--- Start Supplied material ---
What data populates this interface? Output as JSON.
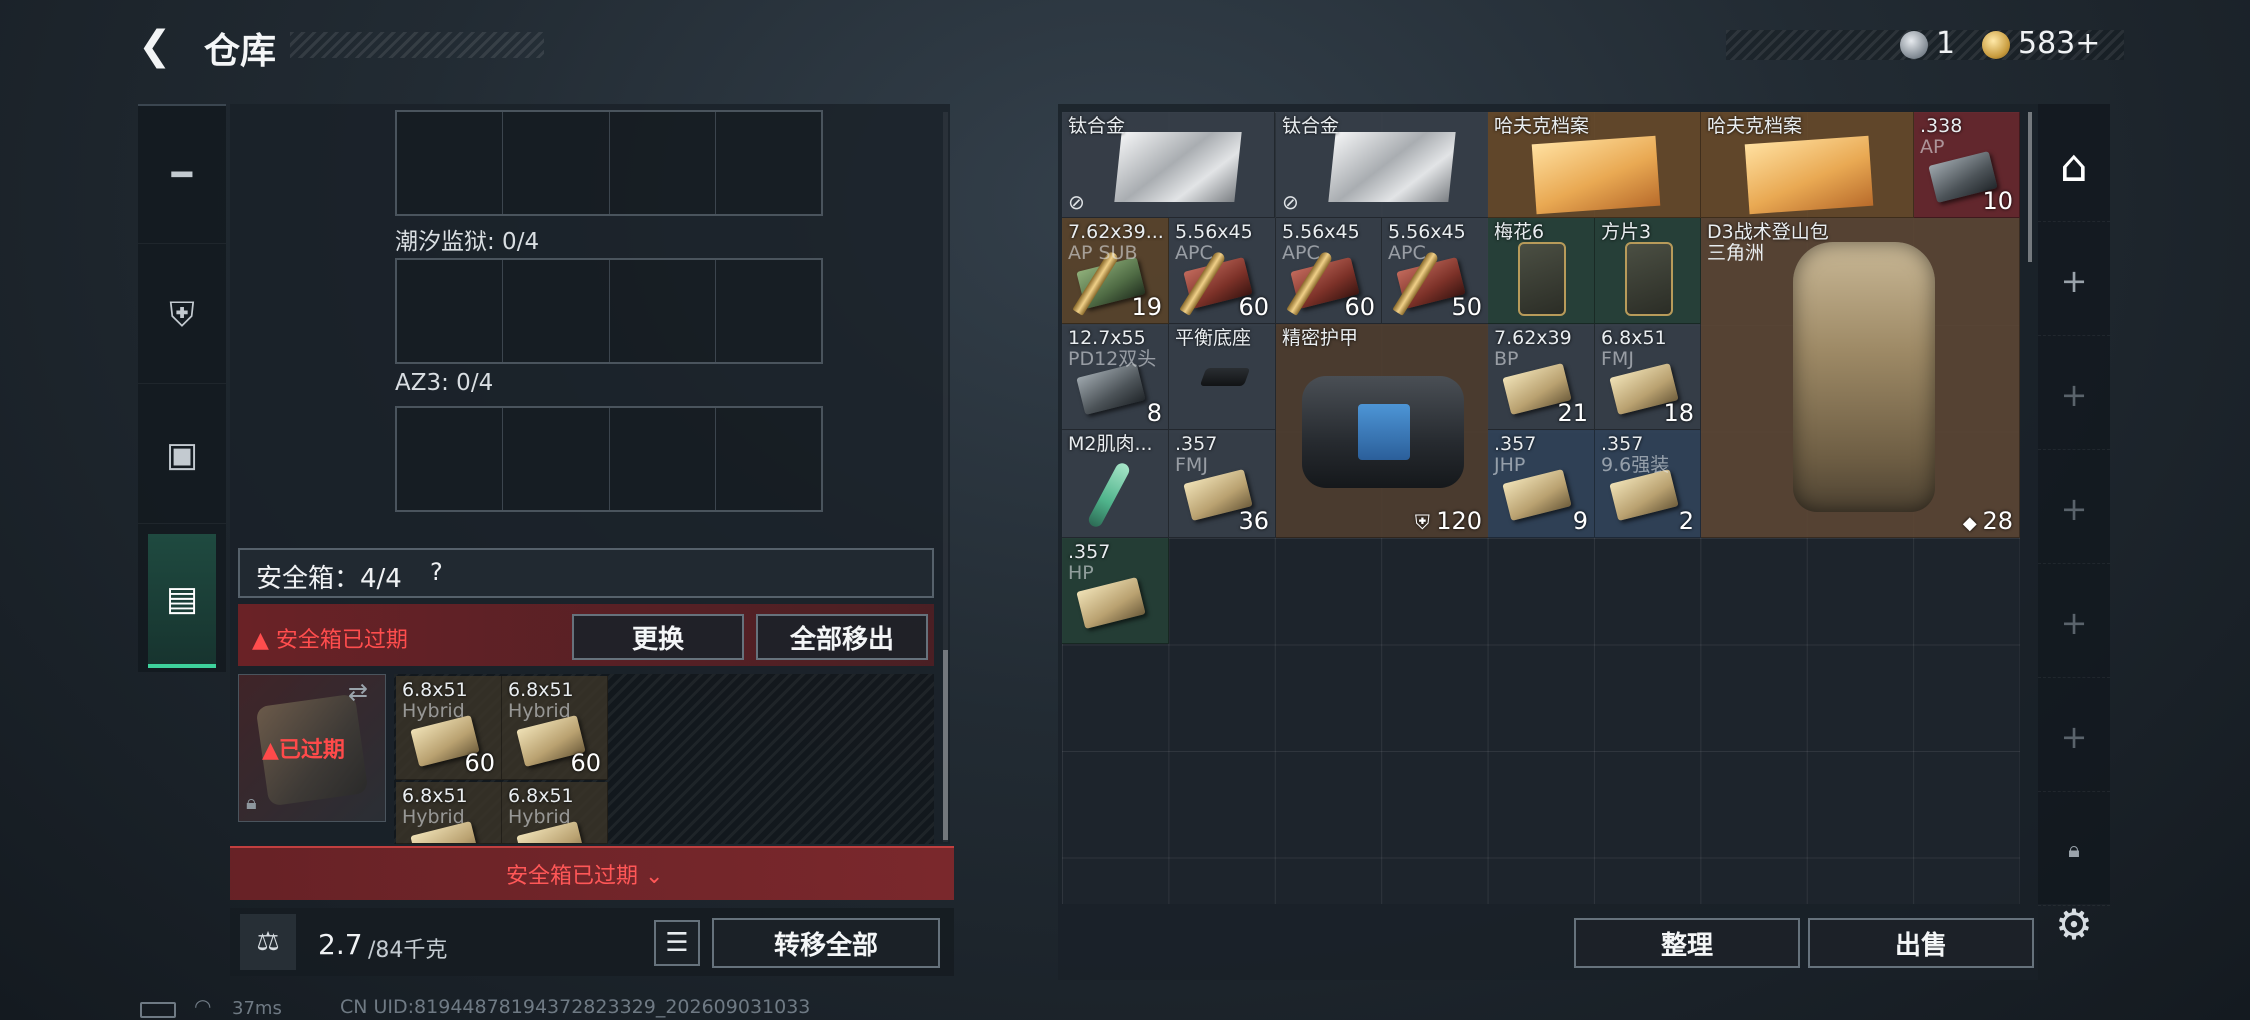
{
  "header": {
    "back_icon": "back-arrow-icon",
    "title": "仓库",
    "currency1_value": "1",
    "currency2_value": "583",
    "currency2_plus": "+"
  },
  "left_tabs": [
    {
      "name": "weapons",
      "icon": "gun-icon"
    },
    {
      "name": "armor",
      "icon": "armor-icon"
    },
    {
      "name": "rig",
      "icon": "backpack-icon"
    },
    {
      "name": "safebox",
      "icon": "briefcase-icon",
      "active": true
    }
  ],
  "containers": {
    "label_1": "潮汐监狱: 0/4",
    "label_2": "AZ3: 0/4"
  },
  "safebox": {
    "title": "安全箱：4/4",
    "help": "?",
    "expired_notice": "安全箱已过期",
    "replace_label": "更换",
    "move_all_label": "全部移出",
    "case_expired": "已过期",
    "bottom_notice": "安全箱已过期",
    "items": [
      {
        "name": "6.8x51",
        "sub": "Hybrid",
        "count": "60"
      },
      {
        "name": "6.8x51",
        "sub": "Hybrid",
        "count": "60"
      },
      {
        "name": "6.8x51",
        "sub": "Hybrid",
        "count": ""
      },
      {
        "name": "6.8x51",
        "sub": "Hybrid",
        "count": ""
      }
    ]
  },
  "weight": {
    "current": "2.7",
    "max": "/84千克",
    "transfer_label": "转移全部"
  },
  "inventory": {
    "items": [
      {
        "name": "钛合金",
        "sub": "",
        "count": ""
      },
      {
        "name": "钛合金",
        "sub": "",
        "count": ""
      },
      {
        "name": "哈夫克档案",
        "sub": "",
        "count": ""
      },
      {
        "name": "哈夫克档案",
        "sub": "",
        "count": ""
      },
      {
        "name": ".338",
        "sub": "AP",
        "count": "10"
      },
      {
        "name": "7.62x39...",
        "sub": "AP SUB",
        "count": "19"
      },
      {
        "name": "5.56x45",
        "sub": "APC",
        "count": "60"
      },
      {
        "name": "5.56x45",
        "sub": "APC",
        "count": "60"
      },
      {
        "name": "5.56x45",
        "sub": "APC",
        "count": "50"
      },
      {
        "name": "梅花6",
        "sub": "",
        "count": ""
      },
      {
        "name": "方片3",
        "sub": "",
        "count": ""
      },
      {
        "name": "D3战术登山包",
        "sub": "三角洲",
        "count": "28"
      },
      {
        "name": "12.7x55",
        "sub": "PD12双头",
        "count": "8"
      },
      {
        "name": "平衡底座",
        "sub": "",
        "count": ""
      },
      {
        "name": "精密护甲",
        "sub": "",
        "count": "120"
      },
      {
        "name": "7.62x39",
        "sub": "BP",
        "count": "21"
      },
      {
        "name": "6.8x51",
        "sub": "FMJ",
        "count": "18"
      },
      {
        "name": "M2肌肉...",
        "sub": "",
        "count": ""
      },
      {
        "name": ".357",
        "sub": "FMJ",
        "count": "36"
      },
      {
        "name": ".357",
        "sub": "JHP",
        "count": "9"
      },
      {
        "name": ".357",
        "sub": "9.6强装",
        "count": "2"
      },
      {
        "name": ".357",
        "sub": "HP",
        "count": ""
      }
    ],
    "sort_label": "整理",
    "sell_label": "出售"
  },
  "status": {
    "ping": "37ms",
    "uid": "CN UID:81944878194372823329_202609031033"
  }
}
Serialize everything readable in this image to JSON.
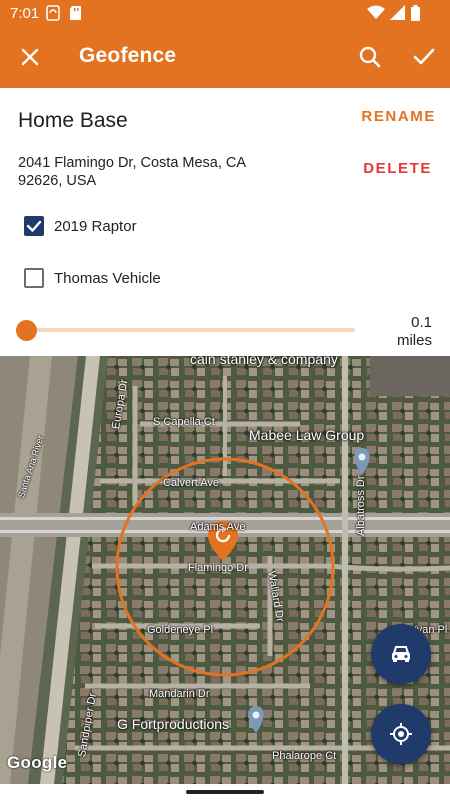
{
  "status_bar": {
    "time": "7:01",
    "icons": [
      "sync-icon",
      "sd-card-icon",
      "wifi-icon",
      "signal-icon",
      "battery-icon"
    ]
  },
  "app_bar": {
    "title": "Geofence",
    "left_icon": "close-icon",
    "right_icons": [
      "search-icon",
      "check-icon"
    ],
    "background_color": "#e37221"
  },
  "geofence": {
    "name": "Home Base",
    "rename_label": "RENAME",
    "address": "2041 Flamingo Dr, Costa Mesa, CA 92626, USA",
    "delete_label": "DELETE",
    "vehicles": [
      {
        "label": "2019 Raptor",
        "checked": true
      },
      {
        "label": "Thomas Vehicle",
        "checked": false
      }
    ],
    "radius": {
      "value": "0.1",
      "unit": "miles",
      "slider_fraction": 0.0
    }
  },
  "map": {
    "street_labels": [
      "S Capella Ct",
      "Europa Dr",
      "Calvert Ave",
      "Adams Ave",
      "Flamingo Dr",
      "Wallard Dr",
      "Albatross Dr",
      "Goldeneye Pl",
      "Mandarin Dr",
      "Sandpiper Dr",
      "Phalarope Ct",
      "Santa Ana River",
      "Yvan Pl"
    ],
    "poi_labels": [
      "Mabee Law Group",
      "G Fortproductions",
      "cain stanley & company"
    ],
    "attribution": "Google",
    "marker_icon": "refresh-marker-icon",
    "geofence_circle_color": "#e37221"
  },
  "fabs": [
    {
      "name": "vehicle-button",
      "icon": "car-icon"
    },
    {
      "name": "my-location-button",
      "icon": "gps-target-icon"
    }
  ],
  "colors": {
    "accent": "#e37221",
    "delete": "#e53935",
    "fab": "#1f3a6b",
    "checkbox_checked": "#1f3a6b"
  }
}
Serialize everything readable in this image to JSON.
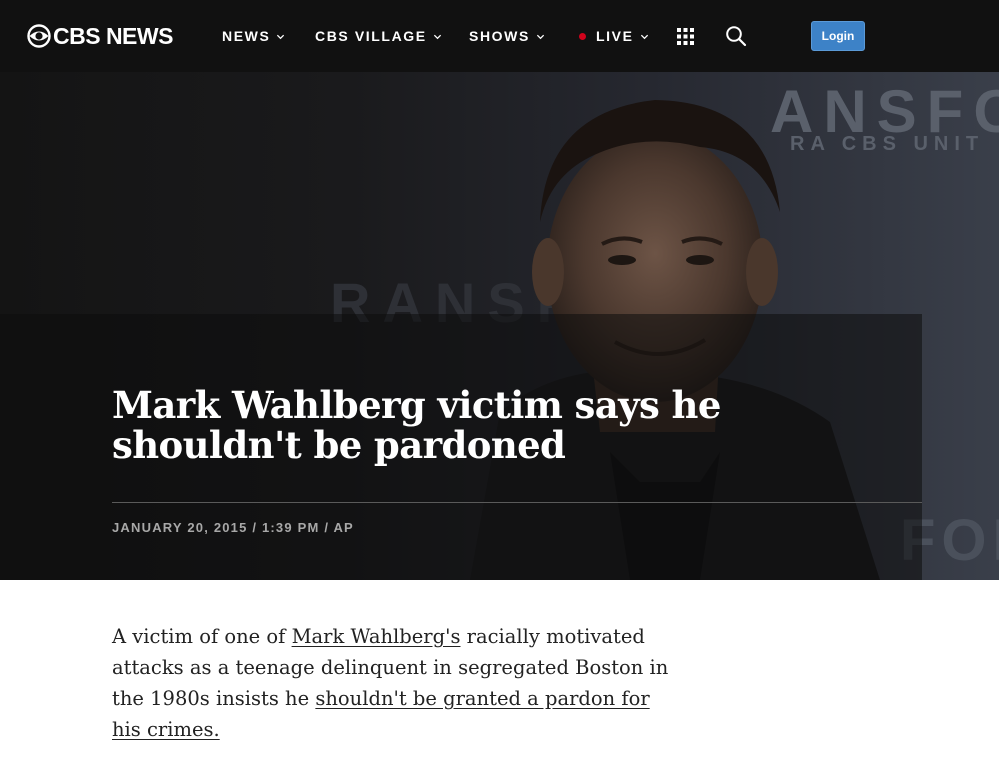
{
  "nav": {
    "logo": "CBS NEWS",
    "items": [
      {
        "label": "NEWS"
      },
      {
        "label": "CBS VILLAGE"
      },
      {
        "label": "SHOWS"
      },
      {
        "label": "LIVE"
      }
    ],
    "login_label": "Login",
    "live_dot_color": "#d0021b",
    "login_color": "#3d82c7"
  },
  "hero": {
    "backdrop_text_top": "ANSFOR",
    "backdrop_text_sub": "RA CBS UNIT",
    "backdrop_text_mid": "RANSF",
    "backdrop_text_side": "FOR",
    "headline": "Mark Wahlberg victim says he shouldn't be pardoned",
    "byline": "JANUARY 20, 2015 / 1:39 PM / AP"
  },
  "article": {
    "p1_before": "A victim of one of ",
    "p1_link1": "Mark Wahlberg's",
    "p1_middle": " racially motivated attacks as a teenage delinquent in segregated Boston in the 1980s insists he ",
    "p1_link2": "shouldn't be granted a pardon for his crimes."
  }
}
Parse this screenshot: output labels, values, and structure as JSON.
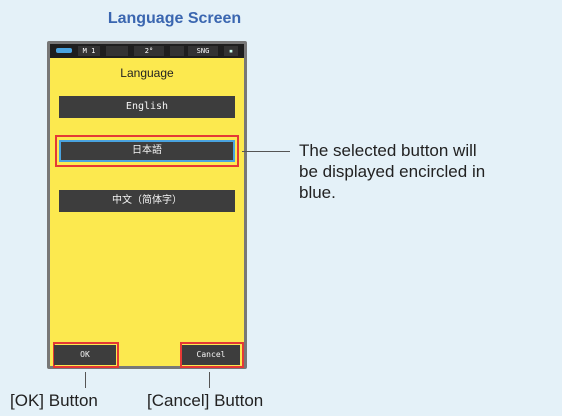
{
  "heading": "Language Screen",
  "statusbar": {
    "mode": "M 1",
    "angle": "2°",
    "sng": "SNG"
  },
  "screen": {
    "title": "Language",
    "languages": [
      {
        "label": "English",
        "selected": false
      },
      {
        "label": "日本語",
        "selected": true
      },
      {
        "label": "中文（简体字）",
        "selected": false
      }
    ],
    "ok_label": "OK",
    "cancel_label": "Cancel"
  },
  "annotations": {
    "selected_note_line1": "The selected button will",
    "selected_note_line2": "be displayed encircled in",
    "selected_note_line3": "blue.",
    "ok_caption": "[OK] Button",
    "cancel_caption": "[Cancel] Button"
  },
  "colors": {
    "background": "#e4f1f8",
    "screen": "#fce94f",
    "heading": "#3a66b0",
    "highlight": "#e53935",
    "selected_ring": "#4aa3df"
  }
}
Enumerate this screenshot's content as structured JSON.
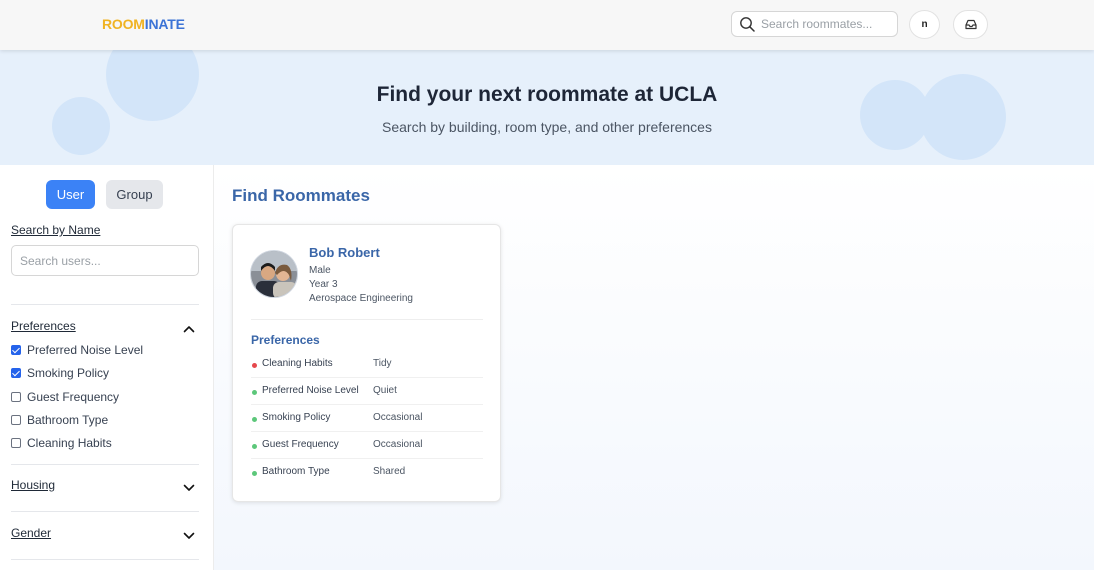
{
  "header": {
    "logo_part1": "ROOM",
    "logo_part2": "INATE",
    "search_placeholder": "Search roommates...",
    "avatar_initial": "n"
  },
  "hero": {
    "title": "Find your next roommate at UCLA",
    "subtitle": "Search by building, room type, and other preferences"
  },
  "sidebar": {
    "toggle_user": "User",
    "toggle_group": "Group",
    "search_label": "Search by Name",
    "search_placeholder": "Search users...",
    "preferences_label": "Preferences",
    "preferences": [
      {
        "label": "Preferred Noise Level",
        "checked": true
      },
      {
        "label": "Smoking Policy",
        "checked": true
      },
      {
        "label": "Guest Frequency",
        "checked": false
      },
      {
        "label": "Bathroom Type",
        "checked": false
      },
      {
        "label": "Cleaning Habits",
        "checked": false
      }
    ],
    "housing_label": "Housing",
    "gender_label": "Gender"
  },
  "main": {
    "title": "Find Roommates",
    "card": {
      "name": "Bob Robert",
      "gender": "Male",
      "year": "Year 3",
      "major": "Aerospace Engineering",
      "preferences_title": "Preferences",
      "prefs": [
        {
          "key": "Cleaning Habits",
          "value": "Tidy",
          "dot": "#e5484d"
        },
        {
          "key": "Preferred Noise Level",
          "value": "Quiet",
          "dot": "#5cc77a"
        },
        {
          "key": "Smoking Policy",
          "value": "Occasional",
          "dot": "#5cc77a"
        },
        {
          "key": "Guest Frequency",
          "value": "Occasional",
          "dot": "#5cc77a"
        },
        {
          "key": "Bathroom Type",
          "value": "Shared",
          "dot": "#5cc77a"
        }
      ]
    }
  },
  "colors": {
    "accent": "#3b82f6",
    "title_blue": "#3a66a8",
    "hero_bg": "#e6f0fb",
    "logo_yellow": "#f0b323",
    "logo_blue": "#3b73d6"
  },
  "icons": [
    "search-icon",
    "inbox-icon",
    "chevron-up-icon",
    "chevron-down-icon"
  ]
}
--- End Supplied material ---
__Problem to solve__.
Skip the pictures. Please copy exactly the lines from the one with "Enumerate this screenshot's" through the final line of the material above, both ends included.

__Reply__.
Enumerate this screenshot's content as structured JSON.
{
  "header": {
    "logo_part1": "ROOM",
    "logo_part2": "INATE",
    "search_placeholder": "Search roommates...",
    "avatar_initial": "n"
  },
  "hero": {
    "title": "Find your next roommate at UCLA",
    "subtitle": "Search by building, room type, and other preferences"
  },
  "sidebar": {
    "toggle_user": "User",
    "toggle_group": "Group",
    "search_label": "Search by Name",
    "search_placeholder": "Search users...",
    "preferences_label": "Preferences",
    "preferences": [
      {
        "label": "Preferred Noise Level",
        "checked": true
      },
      {
        "label": "Smoking Policy",
        "checked": true
      },
      {
        "label": "Guest Frequency",
        "checked": false
      },
      {
        "label": "Bathroom Type",
        "checked": false
      },
      {
        "label": "Cleaning Habits",
        "checked": false
      }
    ],
    "housing_label": "Housing",
    "gender_label": "Gender"
  },
  "main": {
    "title": "Find Roommates",
    "card": {
      "name": "Bob Robert",
      "gender": "Male",
      "year": "Year 3",
      "major": "Aerospace Engineering",
      "preferences_title": "Preferences",
      "prefs": [
        {
          "key": "Cleaning Habits",
          "value": "Tidy",
          "dot": "#e5484d"
        },
        {
          "key": "Preferred Noise Level",
          "value": "Quiet",
          "dot": "#5cc77a"
        },
        {
          "key": "Smoking Policy",
          "value": "Occasional",
          "dot": "#5cc77a"
        },
        {
          "key": "Guest Frequency",
          "value": "Occasional",
          "dot": "#5cc77a"
        },
        {
          "key": "Bathroom Type",
          "value": "Shared",
          "dot": "#5cc77a"
        }
      ]
    }
  },
  "colors": {
    "accent": "#3b82f6",
    "title_blue": "#3a66a8",
    "hero_bg": "#e6f0fb",
    "logo_yellow": "#f0b323",
    "logo_blue": "#3b73d6"
  },
  "icons": [
    "search-icon",
    "inbox-icon",
    "chevron-up-icon",
    "chevron-down-icon"
  ]
}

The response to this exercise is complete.